▸ **Request**: Write the material out again in full, exactly.

▸ **Record set**:
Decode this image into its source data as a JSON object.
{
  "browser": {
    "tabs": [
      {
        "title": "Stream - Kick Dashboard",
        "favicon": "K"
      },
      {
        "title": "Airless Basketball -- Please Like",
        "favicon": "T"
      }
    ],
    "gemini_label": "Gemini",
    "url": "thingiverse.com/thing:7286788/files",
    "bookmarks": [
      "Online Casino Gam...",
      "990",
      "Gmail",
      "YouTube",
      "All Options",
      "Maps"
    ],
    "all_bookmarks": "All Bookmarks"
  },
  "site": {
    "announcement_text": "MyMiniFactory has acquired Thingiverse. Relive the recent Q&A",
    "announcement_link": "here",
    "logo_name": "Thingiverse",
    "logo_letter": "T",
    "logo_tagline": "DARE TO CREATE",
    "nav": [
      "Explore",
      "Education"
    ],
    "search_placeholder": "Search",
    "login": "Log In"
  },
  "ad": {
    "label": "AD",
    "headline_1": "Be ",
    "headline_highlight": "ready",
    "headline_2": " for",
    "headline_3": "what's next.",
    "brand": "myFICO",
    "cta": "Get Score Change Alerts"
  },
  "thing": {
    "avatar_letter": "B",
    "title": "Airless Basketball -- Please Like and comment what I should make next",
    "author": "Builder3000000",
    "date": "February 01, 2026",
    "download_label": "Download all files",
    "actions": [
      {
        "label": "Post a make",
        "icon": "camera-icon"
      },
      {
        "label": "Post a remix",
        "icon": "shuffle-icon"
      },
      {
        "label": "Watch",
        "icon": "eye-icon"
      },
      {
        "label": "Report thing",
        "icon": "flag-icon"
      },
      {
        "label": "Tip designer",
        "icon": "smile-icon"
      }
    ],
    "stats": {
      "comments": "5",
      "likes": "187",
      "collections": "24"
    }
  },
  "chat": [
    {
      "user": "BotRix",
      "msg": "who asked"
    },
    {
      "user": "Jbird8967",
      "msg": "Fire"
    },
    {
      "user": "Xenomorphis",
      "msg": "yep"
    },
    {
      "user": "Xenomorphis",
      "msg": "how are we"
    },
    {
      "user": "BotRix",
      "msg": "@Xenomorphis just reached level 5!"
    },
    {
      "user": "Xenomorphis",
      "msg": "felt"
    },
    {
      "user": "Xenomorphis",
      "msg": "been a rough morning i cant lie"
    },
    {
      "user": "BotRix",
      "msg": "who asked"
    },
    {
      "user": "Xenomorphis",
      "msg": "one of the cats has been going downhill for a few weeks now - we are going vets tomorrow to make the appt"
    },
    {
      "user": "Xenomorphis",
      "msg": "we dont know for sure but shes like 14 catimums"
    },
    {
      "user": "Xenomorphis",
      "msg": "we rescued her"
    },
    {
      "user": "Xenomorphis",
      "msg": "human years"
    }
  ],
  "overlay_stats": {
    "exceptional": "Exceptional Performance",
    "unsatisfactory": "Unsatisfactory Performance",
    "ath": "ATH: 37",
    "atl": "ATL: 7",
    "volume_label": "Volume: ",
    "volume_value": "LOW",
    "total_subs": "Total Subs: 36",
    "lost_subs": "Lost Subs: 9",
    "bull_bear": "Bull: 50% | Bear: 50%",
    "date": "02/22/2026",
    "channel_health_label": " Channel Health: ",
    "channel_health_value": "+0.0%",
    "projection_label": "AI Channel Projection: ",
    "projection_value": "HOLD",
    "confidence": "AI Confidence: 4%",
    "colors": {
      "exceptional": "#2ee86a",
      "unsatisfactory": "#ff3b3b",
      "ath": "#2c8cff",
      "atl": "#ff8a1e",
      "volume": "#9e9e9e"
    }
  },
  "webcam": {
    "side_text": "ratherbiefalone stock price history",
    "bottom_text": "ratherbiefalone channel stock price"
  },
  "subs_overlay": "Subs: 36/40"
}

▸ **Exercise response**:
Decode this image into its source data as a JSON object.
{
  "browser": {
    "tabs": [
      {
        "title": "Stream - Kick Dashboard",
        "favicon": "K"
      },
      {
        "title": "Airless Basketball -- Please Like",
        "favicon": "T"
      }
    ],
    "gemini_label": "Gemini",
    "url": "thingiverse.com/thing:7286788/files",
    "bookmarks": [
      "Online Casino Gam...",
      "990",
      "Gmail",
      "YouTube",
      "All Options",
      "Maps"
    ],
    "all_bookmarks": "All Bookmarks"
  },
  "site": {
    "announcement_text": "MyMiniFactory has acquired Thingiverse. Relive the recent Q&A",
    "announcement_link": "here",
    "logo_name": "Thingiverse",
    "logo_letter": "T",
    "logo_tagline": "DARE TO CREATE",
    "nav": [
      "Explore",
      "Education"
    ],
    "search_placeholder": "Search",
    "login": "Log In"
  },
  "ad": {
    "label": "AD",
    "headline_1": "Be ",
    "headline_highlight": "ready",
    "headline_2": " for",
    "headline_3": "what's next.",
    "brand": "myFICO",
    "cta": "Get Score Change Alerts"
  },
  "thing": {
    "avatar_letter": "B",
    "title": "Airless Basketball -- Please Like and comment what I should make next",
    "author": "Builder3000000",
    "date": "February 01, 2026",
    "download_label": "Download all files",
    "actions": [
      {
        "label": "Post a make",
        "icon": "camera-icon"
      },
      {
        "label": "Post a remix",
        "icon": "shuffle-icon"
      },
      {
        "label": "Watch",
        "icon": "eye-icon"
      },
      {
        "label": "Report thing",
        "icon": "flag-icon"
      },
      {
        "label": "Tip designer",
        "icon": "smile-icon"
      }
    ],
    "stats": {
      "comments": "5",
      "likes": "187",
      "collections": "24"
    }
  },
  "chat": [
    {
      "user": "BotRix",
      "msg": "who asked"
    },
    {
      "user": "Jbird8967",
      "msg": "Fire"
    },
    {
      "user": "Xenomorphis",
      "msg": "yep"
    },
    {
      "user": "Xenomorphis",
      "msg": "how are we"
    },
    {
      "user": "BotRix",
      "msg": "@Xenomorphis just reached level 5!"
    },
    {
      "user": "Xenomorphis",
      "msg": "felt"
    },
    {
      "user": "Xenomorphis",
      "msg": "been a rough morning i cant lie"
    },
    {
      "user": "BotRix",
      "msg": "who asked"
    },
    {
      "user": "Xenomorphis",
      "msg": "one of the cats has been going downhill for a few weeks now - we are going vets tomorrow to make the appt"
    },
    {
      "user": "Xenomorphis",
      "msg": "we dont know for sure but shes like 14 catimums"
    },
    {
      "user": "Xenomorphis",
      "msg": "we rescued her"
    },
    {
      "user": "Xenomorphis",
      "msg": "human years"
    }
  ],
  "overlay_stats": {
    "exceptional": "Exceptional Performance",
    "unsatisfactory": "Unsatisfactory Performance",
    "ath": "ATH: 37",
    "atl": "ATL: 7",
    "volume_label": "Volume: ",
    "volume_value": "LOW",
    "total_subs": "Total Subs: 36",
    "lost_subs": "Lost Subs: 9",
    "bull_bear": "Bull: 50% | Bear: 50%",
    "date": "02/22/2026",
    "channel_health_label": " Channel Health: ",
    "channel_health_value": "+0.0%",
    "projection_label": "AI Channel Projection: ",
    "projection_value": "HOLD",
    "confidence": "AI Confidence: 4%",
    "colors": {
      "exceptional": "#2ee86a",
      "unsatisfactory": "#ff3b3b",
      "ath": "#2c8cff",
      "atl": "#ff8a1e",
      "volume": "#9e9e9e"
    }
  },
  "webcam": {
    "side_text": "ratherbiefalone stock price history",
    "bottom_text": "ratherbiefalone channel stock price"
  },
  "subs_overlay": "Subs: 36/40"
}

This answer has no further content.